* Entries shown *
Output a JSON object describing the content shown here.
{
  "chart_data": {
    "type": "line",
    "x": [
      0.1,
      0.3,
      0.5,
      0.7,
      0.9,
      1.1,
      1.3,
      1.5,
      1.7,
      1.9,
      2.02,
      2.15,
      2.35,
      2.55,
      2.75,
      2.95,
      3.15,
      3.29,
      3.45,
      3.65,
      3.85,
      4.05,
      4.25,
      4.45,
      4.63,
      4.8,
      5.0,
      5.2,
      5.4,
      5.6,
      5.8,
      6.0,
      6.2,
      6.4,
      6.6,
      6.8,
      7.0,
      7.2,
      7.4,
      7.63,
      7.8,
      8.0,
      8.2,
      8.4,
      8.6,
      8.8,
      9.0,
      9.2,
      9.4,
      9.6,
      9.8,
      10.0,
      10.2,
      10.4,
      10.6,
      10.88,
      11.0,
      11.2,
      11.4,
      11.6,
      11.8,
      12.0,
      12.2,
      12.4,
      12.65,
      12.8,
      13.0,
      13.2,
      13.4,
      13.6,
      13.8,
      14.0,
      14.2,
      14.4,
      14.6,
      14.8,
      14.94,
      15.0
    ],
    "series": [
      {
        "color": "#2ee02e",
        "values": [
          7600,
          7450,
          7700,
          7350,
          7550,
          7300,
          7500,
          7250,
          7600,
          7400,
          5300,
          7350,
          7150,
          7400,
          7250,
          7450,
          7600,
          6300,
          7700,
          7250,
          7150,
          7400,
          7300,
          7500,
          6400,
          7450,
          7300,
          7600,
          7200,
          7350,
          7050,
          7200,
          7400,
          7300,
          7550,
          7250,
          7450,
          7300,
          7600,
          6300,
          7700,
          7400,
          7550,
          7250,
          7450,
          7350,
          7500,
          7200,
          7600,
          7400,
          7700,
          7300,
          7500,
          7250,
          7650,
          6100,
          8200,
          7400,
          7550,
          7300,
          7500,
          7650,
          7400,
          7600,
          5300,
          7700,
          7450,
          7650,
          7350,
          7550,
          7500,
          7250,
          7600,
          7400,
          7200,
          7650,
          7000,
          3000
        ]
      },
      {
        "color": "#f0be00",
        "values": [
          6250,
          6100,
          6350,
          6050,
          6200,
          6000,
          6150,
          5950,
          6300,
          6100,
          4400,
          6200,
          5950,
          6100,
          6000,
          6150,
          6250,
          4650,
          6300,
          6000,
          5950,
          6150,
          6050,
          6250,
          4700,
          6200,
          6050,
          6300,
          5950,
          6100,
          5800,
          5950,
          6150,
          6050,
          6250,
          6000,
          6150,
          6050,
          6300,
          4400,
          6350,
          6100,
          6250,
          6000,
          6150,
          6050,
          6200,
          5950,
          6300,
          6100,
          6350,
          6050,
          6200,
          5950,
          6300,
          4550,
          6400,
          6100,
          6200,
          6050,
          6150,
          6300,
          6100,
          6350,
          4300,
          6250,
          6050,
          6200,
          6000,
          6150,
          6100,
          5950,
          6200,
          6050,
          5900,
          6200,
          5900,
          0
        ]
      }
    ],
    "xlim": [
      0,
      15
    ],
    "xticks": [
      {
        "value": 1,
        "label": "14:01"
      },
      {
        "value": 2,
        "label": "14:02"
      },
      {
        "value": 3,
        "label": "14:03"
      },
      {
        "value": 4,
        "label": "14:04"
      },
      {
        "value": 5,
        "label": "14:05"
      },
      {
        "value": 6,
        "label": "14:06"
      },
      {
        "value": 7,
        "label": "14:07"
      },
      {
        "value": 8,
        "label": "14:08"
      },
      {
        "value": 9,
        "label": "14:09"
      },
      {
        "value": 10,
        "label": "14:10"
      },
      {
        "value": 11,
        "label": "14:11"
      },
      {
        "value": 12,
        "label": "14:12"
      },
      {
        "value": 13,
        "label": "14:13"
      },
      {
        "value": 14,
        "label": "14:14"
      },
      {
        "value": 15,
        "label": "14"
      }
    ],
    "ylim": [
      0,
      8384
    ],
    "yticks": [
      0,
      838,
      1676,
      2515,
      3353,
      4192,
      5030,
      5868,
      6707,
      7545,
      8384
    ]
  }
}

* Required work *
Quote all of the entries verbatim.

* Problem solution *
Output a JSON object describing the content shown here.
{
  "chart_data": {
    "type": "line",
    "x": [
      0.1,
      0.3,
      0.5,
      0.7,
      0.9,
      1.1,
      1.3,
      1.5,
      1.7,
      1.9,
      2.02,
      2.15,
      2.35,
      2.55,
      2.75,
      2.95,
      3.15,
      3.29,
      3.45,
      3.65,
      3.85,
      4.05,
      4.25,
      4.45,
      4.63,
      4.8,
      5.0,
      5.2,
      5.4,
      5.6,
      5.8,
      6.0,
      6.2,
      6.4,
      6.6,
      6.8,
      7.0,
      7.2,
      7.4,
      7.63,
      7.8,
      8.0,
      8.2,
      8.4,
      8.6,
      8.8,
      9.0,
      9.2,
      9.4,
      9.6,
      9.8,
      10.0,
      10.2,
      10.4,
      10.6,
      10.88,
      11.0,
      11.2,
      11.4,
      11.6,
      11.8,
      12.0,
      12.2,
      12.4,
      12.65,
      12.8,
      13.0,
      13.2,
      13.4,
      13.6,
      13.8,
      14.0,
      14.2,
      14.4,
      14.6,
      14.8,
      14.94,
      15.0
    ],
    "series": [
      {
        "color": "#2ee02e",
        "values": [
          7600,
          7450,
          7700,
          7350,
          7550,
          7300,
          7500,
          7250,
          7600,
          7400,
          5300,
          7350,
          7150,
          7400,
          7250,
          7450,
          7600,
          6300,
          7700,
          7250,
          7150,
          7400,
          7300,
          7500,
          6400,
          7450,
          7300,
          7600,
          7200,
          7350,
          7050,
          7200,
          7400,
          7300,
          7550,
          7250,
          7450,
          7300,
          7600,
          6300,
          7700,
          7400,
          7550,
          7250,
          7450,
          7350,
          7500,
          7200,
          7600,
          7400,
          7700,
          7300,
          7500,
          7250,
          7650,
          6100,
          8200,
          7400,
          7550,
          7300,
          7500,
          7650,
          7400,
          7600,
          5300,
          7700,
          7450,
          7650,
          7350,
          7550,
          7500,
          7250,
          7600,
          7400,
          7200,
          7650,
          7000,
          3000
        ]
      },
      {
        "color": "#f0be00",
        "values": [
          6250,
          6100,
          6350,
          6050,
          6200,
          6000,
          6150,
          5950,
          6300,
          6100,
          4400,
          6200,
          5950,
          6100,
          6000,
          6150,
          6250,
          4650,
          6300,
          6000,
          5950,
          6150,
          6050,
          6250,
          4700,
          6200,
          6050,
          6300,
          5950,
          6100,
          5800,
          5950,
          6150,
          6050,
          6250,
          6000,
          6150,
          6050,
          6300,
          4400,
          6350,
          6100,
          6250,
          6000,
          6150,
          6050,
          6200,
          5950,
          6300,
          6100,
          6350,
          6050,
          6200,
          5950,
          6300,
          4550,
          6400,
          6100,
          6200,
          6050,
          6150,
          6300,
          6100,
          6350,
          4300,
          6250,
          6050,
          6200,
          6000,
          6150,
          6100,
          5950,
          6200,
          6050,
          5900,
          6200,
          5900,
          0
        ]
      }
    ],
    "xlim": [
      0,
      15
    ],
    "xticks": [
      {
        "value": 1,
        "label": "14:01"
      },
      {
        "value": 2,
        "label": "14:02"
      },
      {
        "value": 3,
        "label": "14:03"
      },
      {
        "value": 4,
        "label": "14:04"
      },
      {
        "value": 5,
        "label": "14:05"
      },
      {
        "value": 6,
        "label": "14:06"
      },
      {
        "value": 7,
        "label": "14:07"
      },
      {
        "value": 8,
        "label": "14:08"
      },
      {
        "value": 9,
        "label": "14:09"
      },
      {
        "value": 10,
        "label": "14:10"
      },
      {
        "value": 11,
        "label": "14:11"
      },
      {
        "value": 12,
        "label": "14:12"
      },
      {
        "value": 13,
        "label": "14:13"
      },
      {
        "value": 14,
        "label": "14:14"
      },
      {
        "value": 15,
        "label": "14"
      }
    ],
    "ylim": [
      0,
      8384
    ],
    "yticks": [
      0,
      838,
      1676,
      2515,
      3353,
      4192,
      5030,
      5868,
      6707,
      7545,
      8384
    ]
  }
}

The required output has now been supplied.